**Given exercise:** Below is a block of records; reproduce all of them exactly and leave out any pictures.

**Extracted data entries:**

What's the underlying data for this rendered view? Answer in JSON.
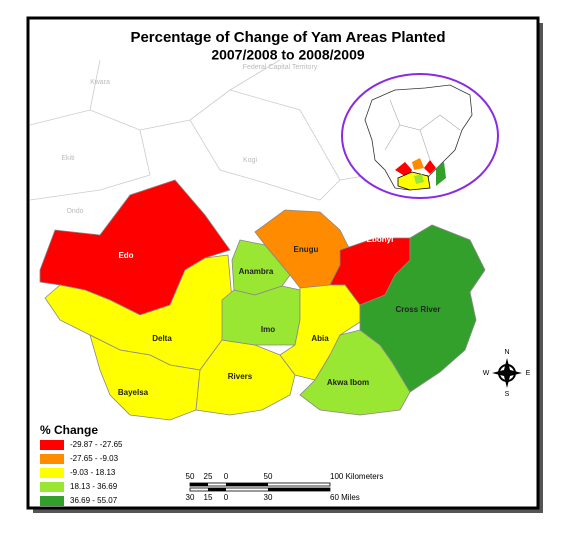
{
  "header": {
    "title": "Percentage of Change of Yam Areas Planted",
    "subtitle": "2007/2008 to 2008/2009"
  },
  "background_labels": [
    "Kwara",
    "Federal Capital Territory",
    "Ekiti",
    "Kogi",
    "Ondo"
  ],
  "states": [
    {
      "label": "Edo",
      "color": "#ff0000"
    },
    {
      "label": "Delta",
      "color": "#ffff00"
    },
    {
      "label": "Bayelsa",
      "color": "#ffff00"
    },
    {
      "label": "Rivers",
      "color": "#ffff00"
    },
    {
      "label": "Anambra",
      "color": "#99e633"
    },
    {
      "label": "Enugu",
      "color": "#ff8c00"
    },
    {
      "label": "Ebonyi",
      "color": "#ff0000"
    },
    {
      "label": "Imo",
      "color": "#99e633"
    },
    {
      "label": "Abia",
      "color": "#ffff00"
    },
    {
      "label": "Akwa Ibom",
      "color": "#99e633"
    },
    {
      "label": "Cross River",
      "color": "#33a02c"
    }
  ],
  "legend": {
    "title": "% Change",
    "items": [
      {
        "label": "-29.87 - -27.65",
        "color": "#ff0000"
      },
      {
        "label": "-27.65 - -9.03",
        "color": "#ff8c00"
      },
      {
        "label": "-9.03 - 18.13",
        "color": "#ffff00"
      },
      {
        "label": "18.13 - 36.69",
        "color": "#99e633"
      },
      {
        "label": "36.69 - 55.07",
        "color": "#33a02c"
      }
    ]
  },
  "scale": {
    "km": [
      "50",
      "25",
      "0",
      "50",
      "100 Kilometers"
    ],
    "miles": [
      "30",
      "15",
      "0",
      "30",
      "60 Miles"
    ]
  },
  "compass": [
    "N",
    "E",
    "S",
    "W"
  ]
}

**Answer for this exercise:**
What's the underlying data for this rendered view? Answer in JSON.
{
  "header": {
    "title": "Percentage of Change of Yam Areas Planted",
    "subtitle": "2007/2008 to 2008/2009"
  },
  "background_labels": [
    "Kwara",
    "Federal Capital Territory",
    "Ekiti",
    "Kogi",
    "Ondo"
  ],
  "states": [
    {
      "label": "Edo",
      "color": "#ff0000"
    },
    {
      "label": "Delta",
      "color": "#ffff00"
    },
    {
      "label": "Bayelsa",
      "color": "#ffff00"
    },
    {
      "label": "Rivers",
      "color": "#ffff00"
    },
    {
      "label": "Anambra",
      "color": "#99e633"
    },
    {
      "label": "Enugu",
      "color": "#ff8c00"
    },
    {
      "label": "Ebonyi",
      "color": "#ff0000"
    },
    {
      "label": "Imo",
      "color": "#99e633"
    },
    {
      "label": "Abia",
      "color": "#ffff00"
    },
    {
      "label": "Akwa Ibom",
      "color": "#99e633"
    },
    {
      "label": "Cross River",
      "color": "#33a02c"
    }
  ],
  "legend": {
    "title": "% Change",
    "items": [
      {
        "label": "-29.87 - -27.65",
        "color": "#ff0000"
      },
      {
        "label": "-27.65 - -9.03",
        "color": "#ff8c00"
      },
      {
        "label": "-9.03 - 18.13",
        "color": "#ffff00"
      },
      {
        "label": "18.13 - 36.69",
        "color": "#99e633"
      },
      {
        "label": "36.69 - 55.07",
        "color": "#33a02c"
      }
    ]
  },
  "scale": {
    "km": [
      "50",
      "25",
      "0",
      "50",
      "100 Kilometers"
    ],
    "miles": [
      "30",
      "15",
      "0",
      "30",
      "60 Miles"
    ]
  },
  "compass": [
    "N",
    "E",
    "S",
    "W"
  ]
}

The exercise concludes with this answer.